▼
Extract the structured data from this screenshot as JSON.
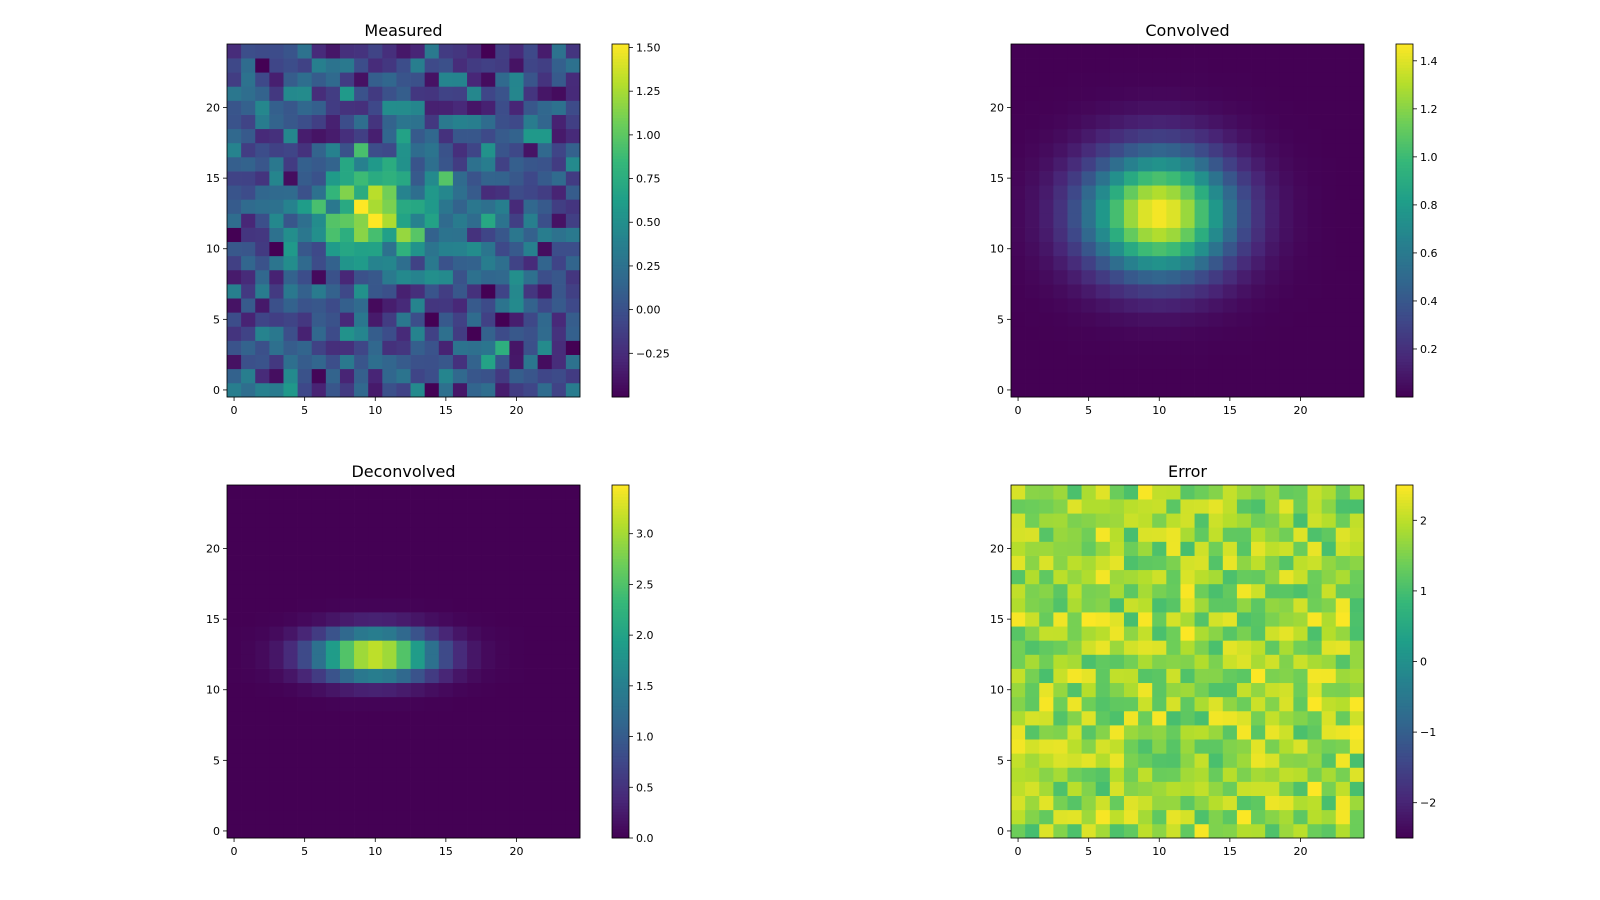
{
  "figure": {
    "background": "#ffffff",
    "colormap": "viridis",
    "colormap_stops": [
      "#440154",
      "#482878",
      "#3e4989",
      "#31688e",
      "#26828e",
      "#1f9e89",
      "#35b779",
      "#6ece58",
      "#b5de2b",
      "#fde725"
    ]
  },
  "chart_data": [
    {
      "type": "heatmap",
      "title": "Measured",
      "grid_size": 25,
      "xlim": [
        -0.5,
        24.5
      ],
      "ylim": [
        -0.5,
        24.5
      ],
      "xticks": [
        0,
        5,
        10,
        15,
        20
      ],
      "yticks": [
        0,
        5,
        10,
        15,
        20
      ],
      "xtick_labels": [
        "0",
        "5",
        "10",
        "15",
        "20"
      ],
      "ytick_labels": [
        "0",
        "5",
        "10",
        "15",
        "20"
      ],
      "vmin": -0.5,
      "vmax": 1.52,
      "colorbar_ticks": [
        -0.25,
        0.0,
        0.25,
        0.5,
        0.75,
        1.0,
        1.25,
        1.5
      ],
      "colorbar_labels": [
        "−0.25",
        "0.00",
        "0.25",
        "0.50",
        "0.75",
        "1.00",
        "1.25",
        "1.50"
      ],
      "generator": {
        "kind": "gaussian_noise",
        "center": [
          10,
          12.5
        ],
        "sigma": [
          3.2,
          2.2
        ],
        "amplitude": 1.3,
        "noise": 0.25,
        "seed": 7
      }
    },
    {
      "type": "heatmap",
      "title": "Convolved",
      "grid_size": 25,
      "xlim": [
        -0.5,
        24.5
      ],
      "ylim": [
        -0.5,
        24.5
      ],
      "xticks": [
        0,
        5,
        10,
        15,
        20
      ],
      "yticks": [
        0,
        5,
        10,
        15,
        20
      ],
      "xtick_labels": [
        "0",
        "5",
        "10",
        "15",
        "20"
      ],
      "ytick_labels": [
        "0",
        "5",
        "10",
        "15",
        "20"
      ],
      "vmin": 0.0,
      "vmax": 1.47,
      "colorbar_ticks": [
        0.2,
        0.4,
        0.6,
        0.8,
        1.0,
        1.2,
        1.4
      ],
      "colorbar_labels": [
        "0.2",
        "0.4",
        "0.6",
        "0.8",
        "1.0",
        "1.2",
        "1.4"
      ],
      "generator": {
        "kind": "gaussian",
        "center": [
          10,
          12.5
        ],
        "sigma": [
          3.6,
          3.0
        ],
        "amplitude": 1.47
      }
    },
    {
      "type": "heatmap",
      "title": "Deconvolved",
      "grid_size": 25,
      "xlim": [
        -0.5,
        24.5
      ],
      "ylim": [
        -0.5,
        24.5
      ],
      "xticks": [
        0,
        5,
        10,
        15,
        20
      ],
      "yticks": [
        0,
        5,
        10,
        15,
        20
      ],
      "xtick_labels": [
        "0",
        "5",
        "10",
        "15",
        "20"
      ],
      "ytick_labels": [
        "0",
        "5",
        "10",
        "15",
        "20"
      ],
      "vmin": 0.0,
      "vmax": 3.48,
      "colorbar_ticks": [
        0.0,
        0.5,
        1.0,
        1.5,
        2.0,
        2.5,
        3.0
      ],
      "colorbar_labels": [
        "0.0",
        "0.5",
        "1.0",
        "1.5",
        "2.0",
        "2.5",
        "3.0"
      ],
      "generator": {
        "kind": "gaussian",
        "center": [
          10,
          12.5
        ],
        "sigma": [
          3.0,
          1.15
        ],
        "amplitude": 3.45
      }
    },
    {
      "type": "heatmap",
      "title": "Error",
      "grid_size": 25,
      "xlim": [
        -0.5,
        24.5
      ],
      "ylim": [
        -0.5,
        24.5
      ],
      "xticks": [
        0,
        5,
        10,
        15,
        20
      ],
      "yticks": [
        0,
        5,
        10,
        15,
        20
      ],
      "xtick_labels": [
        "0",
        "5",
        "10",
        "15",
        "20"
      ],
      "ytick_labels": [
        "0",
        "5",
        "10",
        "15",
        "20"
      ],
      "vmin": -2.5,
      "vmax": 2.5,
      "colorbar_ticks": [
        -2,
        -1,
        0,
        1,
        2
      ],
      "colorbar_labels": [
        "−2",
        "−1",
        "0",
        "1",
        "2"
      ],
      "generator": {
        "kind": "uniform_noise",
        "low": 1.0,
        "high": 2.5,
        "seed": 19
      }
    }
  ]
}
▲
▼
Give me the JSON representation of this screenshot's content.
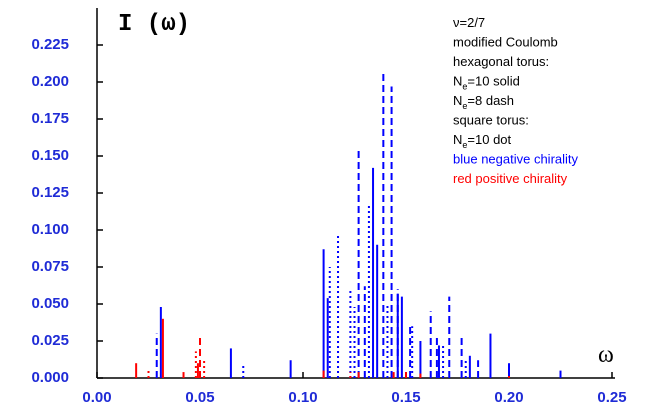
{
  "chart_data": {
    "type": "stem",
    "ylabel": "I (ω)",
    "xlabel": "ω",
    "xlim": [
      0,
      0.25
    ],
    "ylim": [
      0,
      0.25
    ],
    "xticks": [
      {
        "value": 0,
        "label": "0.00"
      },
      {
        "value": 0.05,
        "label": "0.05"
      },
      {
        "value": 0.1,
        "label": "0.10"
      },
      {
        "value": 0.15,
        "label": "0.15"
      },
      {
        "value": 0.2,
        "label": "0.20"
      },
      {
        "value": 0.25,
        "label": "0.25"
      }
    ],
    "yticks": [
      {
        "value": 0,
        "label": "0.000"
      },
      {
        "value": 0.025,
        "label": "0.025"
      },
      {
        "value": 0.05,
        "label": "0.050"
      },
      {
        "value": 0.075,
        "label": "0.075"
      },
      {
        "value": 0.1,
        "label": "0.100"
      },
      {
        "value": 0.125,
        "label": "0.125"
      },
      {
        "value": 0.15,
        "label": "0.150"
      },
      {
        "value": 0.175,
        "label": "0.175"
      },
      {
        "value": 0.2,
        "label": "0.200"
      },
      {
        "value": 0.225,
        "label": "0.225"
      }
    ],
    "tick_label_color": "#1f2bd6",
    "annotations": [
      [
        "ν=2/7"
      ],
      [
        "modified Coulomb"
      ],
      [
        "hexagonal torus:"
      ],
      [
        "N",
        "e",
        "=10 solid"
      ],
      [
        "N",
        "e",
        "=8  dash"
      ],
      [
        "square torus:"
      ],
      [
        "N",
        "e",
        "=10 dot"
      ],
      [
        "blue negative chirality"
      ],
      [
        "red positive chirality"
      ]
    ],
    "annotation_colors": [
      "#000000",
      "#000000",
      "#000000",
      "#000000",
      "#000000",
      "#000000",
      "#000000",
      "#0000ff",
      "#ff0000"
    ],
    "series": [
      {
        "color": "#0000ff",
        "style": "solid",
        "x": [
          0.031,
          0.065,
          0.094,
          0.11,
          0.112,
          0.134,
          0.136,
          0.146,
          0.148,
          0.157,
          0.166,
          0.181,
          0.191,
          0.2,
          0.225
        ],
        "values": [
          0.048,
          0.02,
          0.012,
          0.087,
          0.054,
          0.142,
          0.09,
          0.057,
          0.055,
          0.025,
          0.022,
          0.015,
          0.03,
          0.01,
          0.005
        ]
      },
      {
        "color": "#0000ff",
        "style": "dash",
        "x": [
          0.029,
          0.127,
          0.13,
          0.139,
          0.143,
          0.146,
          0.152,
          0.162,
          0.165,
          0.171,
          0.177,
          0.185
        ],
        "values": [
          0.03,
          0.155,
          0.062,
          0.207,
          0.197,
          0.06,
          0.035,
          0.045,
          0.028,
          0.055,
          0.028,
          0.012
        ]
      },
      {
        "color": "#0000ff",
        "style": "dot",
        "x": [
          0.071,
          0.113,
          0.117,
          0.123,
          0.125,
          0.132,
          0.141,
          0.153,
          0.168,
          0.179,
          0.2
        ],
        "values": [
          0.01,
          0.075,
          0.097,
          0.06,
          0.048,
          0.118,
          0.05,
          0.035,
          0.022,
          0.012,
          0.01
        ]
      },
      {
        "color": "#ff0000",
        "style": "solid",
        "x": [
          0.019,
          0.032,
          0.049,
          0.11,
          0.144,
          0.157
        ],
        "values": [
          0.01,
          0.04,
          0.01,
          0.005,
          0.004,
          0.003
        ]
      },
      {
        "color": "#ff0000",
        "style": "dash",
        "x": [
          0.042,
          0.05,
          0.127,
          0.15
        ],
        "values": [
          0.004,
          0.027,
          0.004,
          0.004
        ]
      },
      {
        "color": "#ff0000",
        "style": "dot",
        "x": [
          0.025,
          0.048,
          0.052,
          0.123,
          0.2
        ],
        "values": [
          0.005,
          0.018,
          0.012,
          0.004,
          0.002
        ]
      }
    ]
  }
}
▲
▼
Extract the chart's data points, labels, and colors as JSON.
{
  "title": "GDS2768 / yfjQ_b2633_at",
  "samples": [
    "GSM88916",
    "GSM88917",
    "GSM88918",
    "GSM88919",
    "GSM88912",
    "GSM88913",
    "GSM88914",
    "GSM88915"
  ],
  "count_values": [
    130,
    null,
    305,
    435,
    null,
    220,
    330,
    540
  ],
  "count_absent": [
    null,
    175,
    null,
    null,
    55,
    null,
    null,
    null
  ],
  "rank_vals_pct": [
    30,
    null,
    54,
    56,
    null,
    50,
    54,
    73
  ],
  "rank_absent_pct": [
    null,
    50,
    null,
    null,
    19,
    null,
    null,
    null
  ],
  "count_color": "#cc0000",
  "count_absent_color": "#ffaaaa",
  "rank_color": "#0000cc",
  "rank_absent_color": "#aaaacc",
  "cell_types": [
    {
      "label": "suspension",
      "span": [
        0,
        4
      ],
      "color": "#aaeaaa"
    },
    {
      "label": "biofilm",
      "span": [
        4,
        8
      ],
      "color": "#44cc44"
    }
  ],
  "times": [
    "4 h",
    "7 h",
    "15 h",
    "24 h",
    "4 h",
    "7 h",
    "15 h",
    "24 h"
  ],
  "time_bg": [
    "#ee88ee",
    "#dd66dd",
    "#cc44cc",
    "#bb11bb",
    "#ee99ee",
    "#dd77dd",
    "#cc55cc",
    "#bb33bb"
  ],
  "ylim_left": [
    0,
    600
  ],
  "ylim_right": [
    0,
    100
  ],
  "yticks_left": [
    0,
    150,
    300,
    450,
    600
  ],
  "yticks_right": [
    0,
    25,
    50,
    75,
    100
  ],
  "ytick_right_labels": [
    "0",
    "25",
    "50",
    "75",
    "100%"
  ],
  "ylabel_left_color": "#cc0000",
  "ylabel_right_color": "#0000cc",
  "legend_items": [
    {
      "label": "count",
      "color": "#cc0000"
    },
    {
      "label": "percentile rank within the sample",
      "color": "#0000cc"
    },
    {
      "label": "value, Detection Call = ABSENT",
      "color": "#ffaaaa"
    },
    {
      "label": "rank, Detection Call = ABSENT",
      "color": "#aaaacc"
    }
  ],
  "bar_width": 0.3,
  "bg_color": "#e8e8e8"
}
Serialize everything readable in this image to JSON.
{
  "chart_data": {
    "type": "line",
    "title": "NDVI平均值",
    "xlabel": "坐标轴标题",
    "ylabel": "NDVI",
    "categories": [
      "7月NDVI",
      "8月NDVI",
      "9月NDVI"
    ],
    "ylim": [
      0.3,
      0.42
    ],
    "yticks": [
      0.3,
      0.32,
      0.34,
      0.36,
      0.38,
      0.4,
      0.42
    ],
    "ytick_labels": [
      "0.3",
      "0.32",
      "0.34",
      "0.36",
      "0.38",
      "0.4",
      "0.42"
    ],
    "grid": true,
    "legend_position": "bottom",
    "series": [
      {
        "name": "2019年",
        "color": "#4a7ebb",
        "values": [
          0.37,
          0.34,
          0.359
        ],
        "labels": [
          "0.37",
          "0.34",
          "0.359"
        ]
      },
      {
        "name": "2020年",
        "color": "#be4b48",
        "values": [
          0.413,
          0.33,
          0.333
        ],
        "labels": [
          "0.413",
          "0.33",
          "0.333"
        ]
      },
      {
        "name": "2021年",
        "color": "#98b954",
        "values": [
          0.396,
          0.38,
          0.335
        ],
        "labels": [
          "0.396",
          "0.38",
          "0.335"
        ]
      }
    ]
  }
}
▲
Pull out all lines containing the word "screenshot" from the entries above.

Extract the structured data from this screenshot as JSON.
Give me the JSON representation of this screenshot's content.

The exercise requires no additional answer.